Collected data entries
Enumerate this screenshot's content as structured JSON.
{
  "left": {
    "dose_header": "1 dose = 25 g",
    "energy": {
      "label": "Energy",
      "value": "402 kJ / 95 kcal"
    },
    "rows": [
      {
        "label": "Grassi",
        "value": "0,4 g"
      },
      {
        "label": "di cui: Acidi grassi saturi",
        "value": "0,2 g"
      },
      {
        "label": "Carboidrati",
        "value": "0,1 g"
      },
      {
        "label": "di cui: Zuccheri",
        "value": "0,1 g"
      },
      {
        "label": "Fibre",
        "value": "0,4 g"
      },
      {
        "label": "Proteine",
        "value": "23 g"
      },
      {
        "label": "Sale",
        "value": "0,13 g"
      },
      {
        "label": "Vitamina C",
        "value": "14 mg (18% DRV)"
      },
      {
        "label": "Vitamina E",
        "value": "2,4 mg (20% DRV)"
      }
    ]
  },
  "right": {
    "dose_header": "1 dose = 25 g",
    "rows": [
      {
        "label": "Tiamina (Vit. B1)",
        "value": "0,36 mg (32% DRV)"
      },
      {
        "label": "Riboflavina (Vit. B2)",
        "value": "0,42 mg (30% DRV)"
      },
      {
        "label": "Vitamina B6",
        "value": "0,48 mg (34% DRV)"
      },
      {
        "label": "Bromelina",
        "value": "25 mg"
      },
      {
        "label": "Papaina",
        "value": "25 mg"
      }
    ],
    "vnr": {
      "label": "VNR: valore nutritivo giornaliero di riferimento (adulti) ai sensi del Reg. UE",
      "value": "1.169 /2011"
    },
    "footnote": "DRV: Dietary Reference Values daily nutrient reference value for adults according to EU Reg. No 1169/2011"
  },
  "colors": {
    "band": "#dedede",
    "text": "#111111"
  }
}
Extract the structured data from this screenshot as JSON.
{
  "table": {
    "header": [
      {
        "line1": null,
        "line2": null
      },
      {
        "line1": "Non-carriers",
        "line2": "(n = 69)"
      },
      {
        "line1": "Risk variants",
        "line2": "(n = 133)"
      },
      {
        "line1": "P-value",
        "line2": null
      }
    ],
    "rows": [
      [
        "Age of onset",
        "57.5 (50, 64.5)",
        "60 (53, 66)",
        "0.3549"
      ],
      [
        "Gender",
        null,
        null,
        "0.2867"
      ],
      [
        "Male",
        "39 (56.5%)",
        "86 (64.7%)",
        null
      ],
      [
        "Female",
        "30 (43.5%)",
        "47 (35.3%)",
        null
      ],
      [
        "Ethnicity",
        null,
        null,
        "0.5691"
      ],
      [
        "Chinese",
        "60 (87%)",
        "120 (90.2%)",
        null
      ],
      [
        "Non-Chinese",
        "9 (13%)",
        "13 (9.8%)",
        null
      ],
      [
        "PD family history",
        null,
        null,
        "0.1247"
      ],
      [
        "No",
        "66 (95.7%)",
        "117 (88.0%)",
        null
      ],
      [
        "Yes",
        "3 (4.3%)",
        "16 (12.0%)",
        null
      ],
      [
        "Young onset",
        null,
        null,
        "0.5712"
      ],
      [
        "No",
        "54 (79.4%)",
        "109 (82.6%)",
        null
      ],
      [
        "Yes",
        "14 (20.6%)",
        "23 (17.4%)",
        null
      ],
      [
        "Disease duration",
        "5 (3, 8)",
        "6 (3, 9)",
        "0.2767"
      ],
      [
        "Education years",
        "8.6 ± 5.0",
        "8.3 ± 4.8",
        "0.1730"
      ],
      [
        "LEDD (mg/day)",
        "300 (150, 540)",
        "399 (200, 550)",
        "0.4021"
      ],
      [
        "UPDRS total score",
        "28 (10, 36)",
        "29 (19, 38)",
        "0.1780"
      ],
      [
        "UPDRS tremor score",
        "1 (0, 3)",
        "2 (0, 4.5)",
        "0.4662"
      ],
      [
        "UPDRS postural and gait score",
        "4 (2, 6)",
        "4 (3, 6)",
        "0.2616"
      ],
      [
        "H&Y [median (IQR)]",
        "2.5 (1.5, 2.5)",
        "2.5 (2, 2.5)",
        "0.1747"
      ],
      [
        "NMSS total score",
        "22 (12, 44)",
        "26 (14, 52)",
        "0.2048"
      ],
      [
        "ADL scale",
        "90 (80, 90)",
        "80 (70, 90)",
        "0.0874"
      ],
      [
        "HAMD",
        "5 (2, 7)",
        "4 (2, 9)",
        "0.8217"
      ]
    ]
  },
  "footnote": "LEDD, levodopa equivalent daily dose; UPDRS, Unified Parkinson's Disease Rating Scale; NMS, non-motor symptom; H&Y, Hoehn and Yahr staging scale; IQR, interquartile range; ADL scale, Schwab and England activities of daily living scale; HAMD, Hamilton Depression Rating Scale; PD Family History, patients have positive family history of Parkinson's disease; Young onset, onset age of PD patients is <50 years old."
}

WHAT TO WORK ON >> Every line above carrying the word "score" needs to be shown.

EXERCISE RESULT >>
        "UPDRS total score",
        "UPDRS tremor score",
        "UPDRS postural and gait score",
        "NMSS total score",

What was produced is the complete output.